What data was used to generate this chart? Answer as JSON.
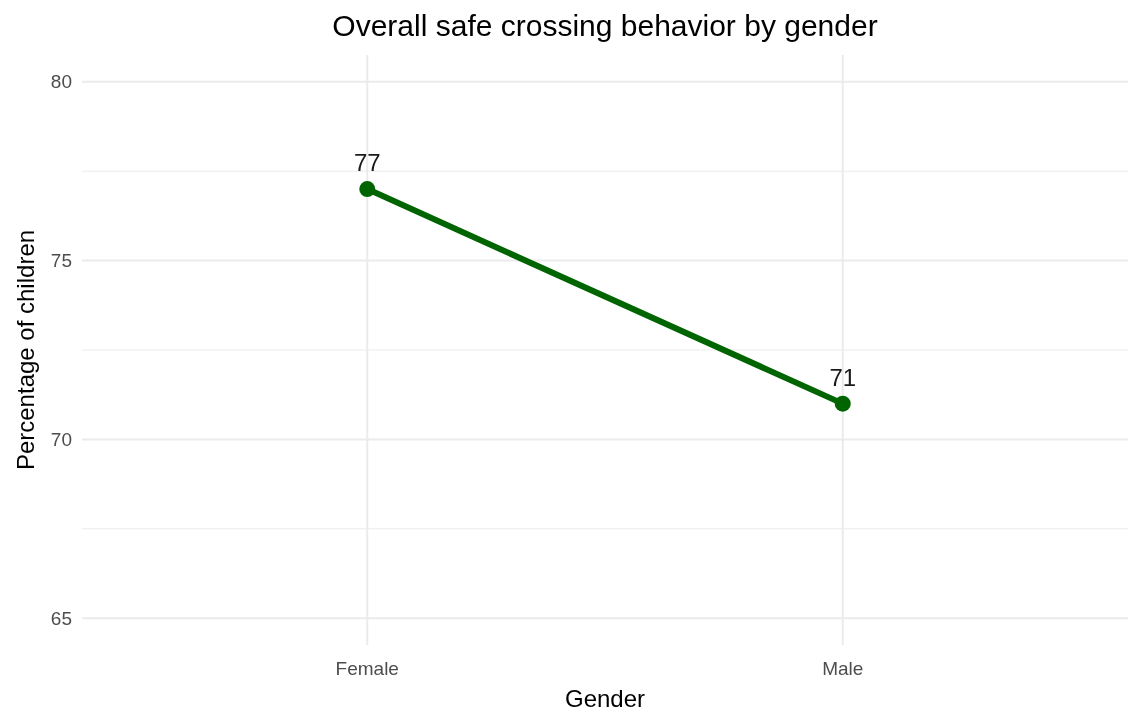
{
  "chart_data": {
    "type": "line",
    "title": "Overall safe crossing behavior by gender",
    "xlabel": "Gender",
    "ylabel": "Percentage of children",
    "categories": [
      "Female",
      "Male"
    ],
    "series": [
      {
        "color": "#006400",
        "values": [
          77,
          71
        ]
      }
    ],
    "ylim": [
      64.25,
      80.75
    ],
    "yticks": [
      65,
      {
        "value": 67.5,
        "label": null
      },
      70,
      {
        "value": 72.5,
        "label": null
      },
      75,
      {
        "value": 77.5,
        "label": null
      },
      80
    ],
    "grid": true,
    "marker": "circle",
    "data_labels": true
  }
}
________
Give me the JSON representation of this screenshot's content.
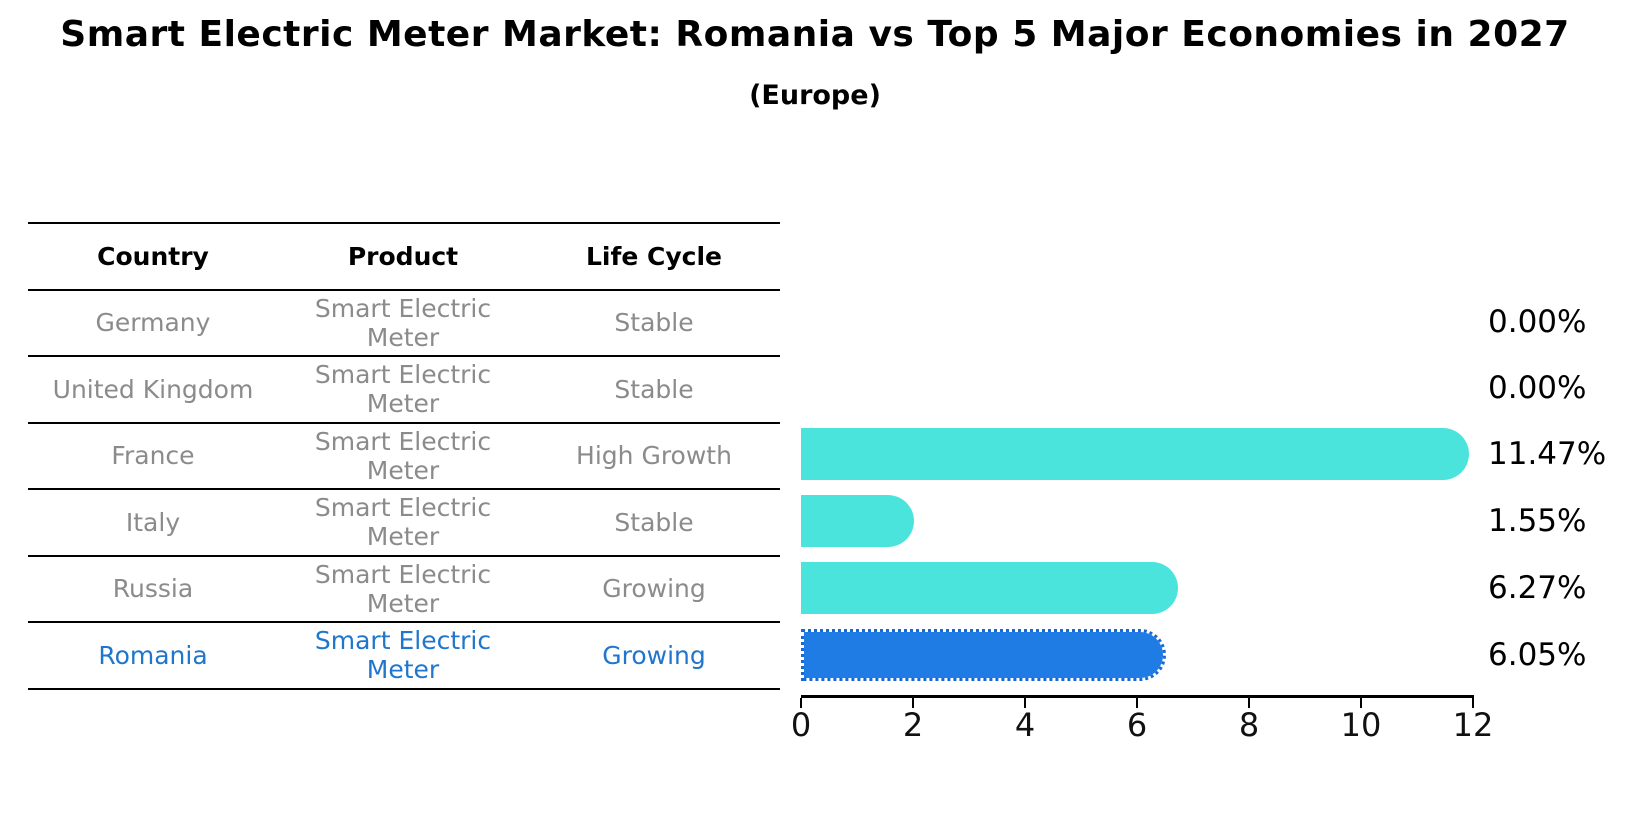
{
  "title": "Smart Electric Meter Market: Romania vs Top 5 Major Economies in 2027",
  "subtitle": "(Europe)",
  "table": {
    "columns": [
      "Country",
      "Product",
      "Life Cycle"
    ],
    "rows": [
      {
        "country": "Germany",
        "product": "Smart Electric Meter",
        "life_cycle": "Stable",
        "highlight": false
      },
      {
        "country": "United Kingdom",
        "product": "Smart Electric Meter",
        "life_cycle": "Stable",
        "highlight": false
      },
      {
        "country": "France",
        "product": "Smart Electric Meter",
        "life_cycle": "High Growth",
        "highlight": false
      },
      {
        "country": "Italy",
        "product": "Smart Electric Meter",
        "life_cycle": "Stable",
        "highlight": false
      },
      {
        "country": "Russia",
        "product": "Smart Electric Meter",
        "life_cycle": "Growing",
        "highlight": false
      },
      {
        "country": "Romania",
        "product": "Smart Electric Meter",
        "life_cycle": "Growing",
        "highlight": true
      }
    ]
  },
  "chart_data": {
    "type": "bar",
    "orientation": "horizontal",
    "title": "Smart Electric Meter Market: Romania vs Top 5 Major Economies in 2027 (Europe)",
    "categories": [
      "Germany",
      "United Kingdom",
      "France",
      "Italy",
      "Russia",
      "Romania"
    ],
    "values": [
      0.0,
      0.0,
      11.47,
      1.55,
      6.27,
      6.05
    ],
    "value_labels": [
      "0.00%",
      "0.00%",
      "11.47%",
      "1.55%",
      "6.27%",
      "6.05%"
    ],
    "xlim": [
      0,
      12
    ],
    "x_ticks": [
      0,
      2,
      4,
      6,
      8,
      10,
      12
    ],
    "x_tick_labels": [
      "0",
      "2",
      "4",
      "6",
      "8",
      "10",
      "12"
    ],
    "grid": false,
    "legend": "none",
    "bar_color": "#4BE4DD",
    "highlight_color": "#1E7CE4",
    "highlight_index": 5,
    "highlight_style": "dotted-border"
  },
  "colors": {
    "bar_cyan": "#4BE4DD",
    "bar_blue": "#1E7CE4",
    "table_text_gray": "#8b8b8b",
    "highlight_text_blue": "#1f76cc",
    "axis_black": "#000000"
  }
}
________
### [TASK DIRECTIONS]
Gather each line in the data that holds the string "this".

### [PROBLEM SOLUTION]
What data was used to generate this chart? Answer as JSON.
Give me the JSON representation of this screenshot's content.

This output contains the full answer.